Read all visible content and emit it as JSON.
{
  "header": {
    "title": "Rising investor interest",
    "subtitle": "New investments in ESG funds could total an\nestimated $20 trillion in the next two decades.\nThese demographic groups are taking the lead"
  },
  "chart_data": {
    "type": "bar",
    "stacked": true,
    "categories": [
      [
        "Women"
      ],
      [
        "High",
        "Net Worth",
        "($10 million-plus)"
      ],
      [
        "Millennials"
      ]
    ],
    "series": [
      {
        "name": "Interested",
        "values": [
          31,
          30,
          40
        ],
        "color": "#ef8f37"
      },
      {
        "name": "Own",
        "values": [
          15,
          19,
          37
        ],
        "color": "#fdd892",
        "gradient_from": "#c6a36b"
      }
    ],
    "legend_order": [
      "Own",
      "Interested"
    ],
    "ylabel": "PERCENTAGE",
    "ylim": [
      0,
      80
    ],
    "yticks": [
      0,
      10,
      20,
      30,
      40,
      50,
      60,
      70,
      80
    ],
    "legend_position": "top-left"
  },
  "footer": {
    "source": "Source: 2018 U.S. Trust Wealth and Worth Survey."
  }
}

____

## Written request:
Without leaving anything out, quote all the data.

## Completed task:
Read all visible content and emit it as JSON.
{
  "header": {
    "title": "Rising investor interest",
    "subtitle": "New investments in ESG funds could total an\nestimated $20 trillion in the next two decades.\nThese demographic groups are taking the lead"
  },
  "chart_data": {
    "type": "bar",
    "stacked": true,
    "categories": [
      [
        "Women"
      ],
      [
        "High",
        "Net Worth",
        "($10 million-plus)"
      ],
      [
        "Millennials"
      ]
    ],
    "series": [
      {
        "name": "Interested",
        "values": [
          31,
          30,
          40
        ],
        "color": "#ef8f37"
      },
      {
        "name": "Own",
        "values": [
          15,
          19,
          37
        ],
        "color": "#fdd892",
        "gradient_from": "#c6a36b"
      }
    ],
    "legend_order": [
      "Own",
      "Interested"
    ],
    "ylabel": "PERCENTAGE",
    "ylim": [
      0,
      80
    ],
    "yticks": [
      0,
      10,
      20,
      30,
      40,
      50,
      60,
      70,
      80
    ],
    "legend_position": "top-left"
  },
  "footer": {
    "source": "Source: 2018 U.S. Trust Wealth and Worth Survey."
  }
}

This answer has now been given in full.